→ **EXERCISE PROMPT**
Copy out all lines of the listing below that hold "bischof".

→ **DATA UNDER STUDY**
• • • • •

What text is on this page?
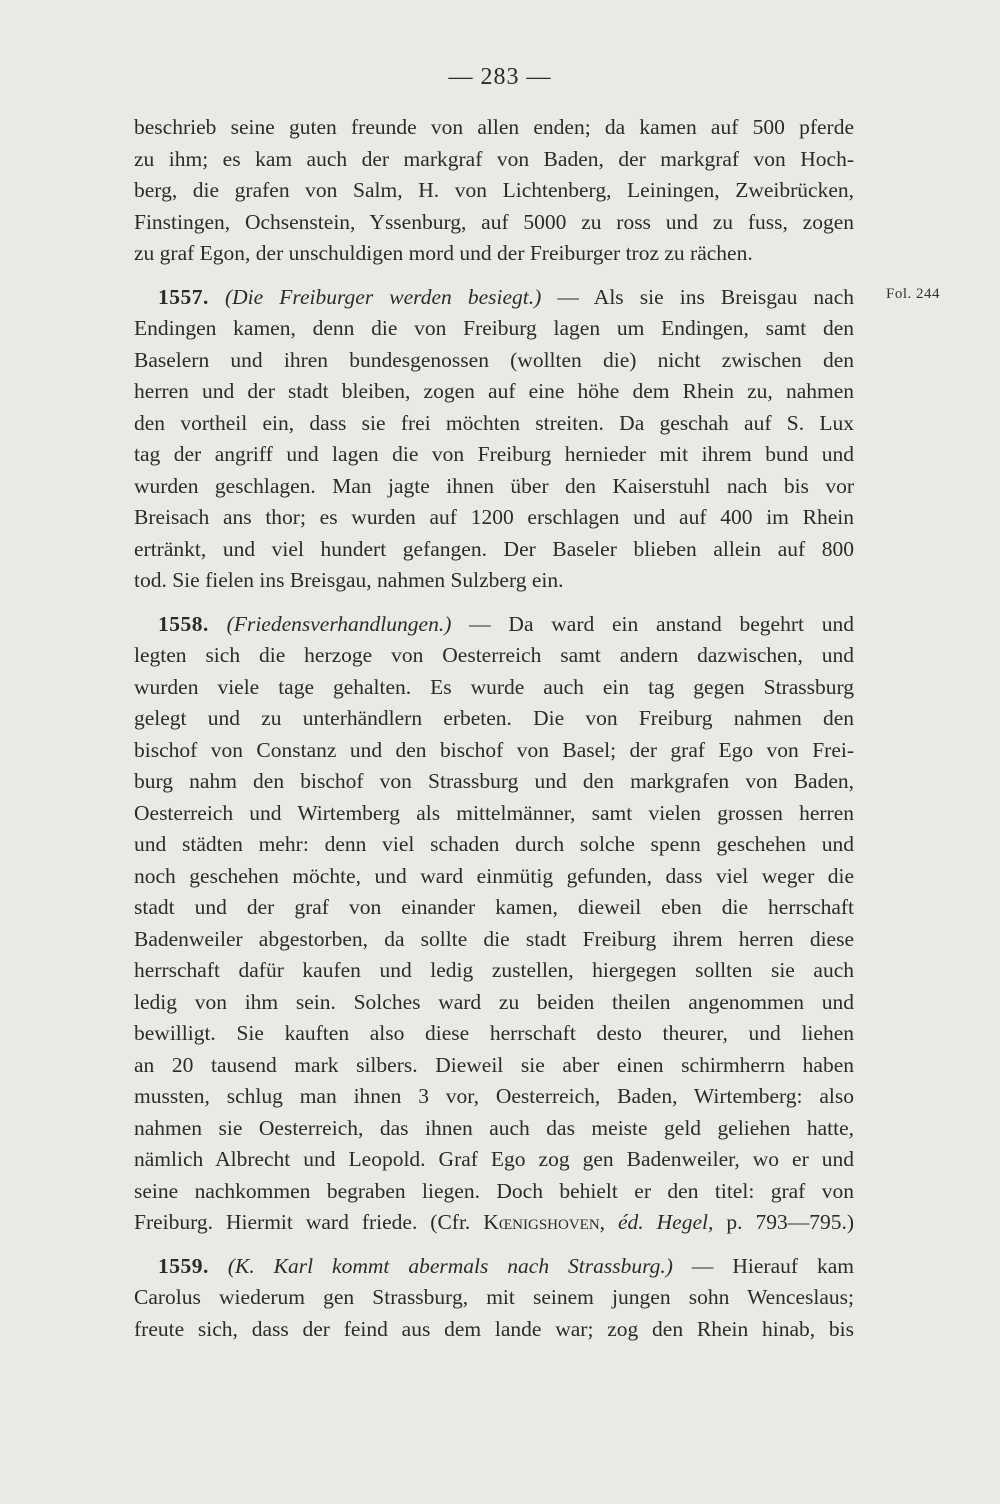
— 283 —
Fol. 244
beschrieb seine guten freunde von allen enden; da kamen auf 500 pferde
zu ihm; es kam auch der markgraf von Baden, der markgraf von Hoch-
berg, die grafen von Salm, H. von Lichtenberg, Leiningen, Zweibrücken,
Finstingen, Ochsenstein, Yssenburg, auf 5000 zu ross und zu fuss, zogen
zu graf Egon, der unschuldigen mord und der Freiburger troz zu rächen.
1557. (Die Freiburger werden besiegt.) — Als sie ins Breisgau nach
Endingen kamen, denn die von Freiburg lagen um Endingen, samt den
Baselern und ihren bundesgenossen (wollten die) nicht zwischen den
herren und der stadt bleiben, zogen auf eine höhe dem Rhein zu, nahmen
den vortheil ein, dass sie frei möchten streiten. Da geschah auf S. Lux
tag der angriff und lagen die von Freiburg hernieder mit ihrem bund und
wurden geschlagen. Man jagte ihnen über den Kaiserstuhl nach bis vor
Breisach ans thor; es wurden auf 1200 erschlagen und auf 400 im Rhein
ertränkt, und viel hundert gefangen. Der Baseler blieben allein auf 800
tod. Sie fielen ins Breisgau, nahmen Sulzberg ein.
1558. (Friedensverhandlungen.) — Da ward ein anstand begehrt und
legten sich die herzoge von Oesterreich samt andern dazwischen, und
wurden viele tage gehalten. Es wurde auch ein tag gegen Strassburg
gelegt und zu unterhändlern erbeten. Die von Freiburg nahmen den
bischof von Constanz und den bischof von Basel; der graf Ego von Frei-
burg nahm den bischof von Strassburg und den markgrafen von Baden,
Oesterreich und Wirtemberg als mittelmänner, samt vielen grossen herren
und städten mehr: denn viel schaden durch solche spenn geschehen und
noch geschehen möchte, und ward einmütig gefunden, dass viel weger die
stadt und der graf von einander kamen, dieweil eben die herrschaft
Badenweiler abgestorben, da sollte die stadt Freiburg ihrem herren diese
herrschaft dafür kaufen und ledig zustellen, hiergegen sollten sie auch
ledig von ihm sein. Solches ward zu beiden theilen angenommen und
bewilligt. Sie kauften also diese herrschaft desto theurer, und liehen
an 20 tausend mark silbers. Dieweil sie aber einen schirmherrn haben
mussten, schlug man ihnen 3 vor, Oesterreich, Baden, Wirtemberg: also
nahmen sie Oesterreich, das ihnen auch das meiste geld geliehen hatte,
nämlich Albrecht und Leopold. Graf Ego zog gen Badenweiler, wo er und
seine nachkommen begraben liegen. Doch behielt er den titel: graf von
Freiburg. Hiermit ward friede. (Cfr. Kœnigshoven, éd. Hegel, p. 793—795.)
1559. (K. Karl kommt abermals nach Strassburg.) — Hierauf kam
Carolus wiederum gen Strassburg, mit seinem jungen sohn Wenceslaus;
freute sich, dass der feind aus dem lande war; zog den Rhein hinab, bis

• • • • •

→ **REPLY TO THE TASK**
bischof von Constanz und den bischof von Basel; der graf Ego von Frei-
burg nahm den bischof von Strassburg und den markgrafen von Baden,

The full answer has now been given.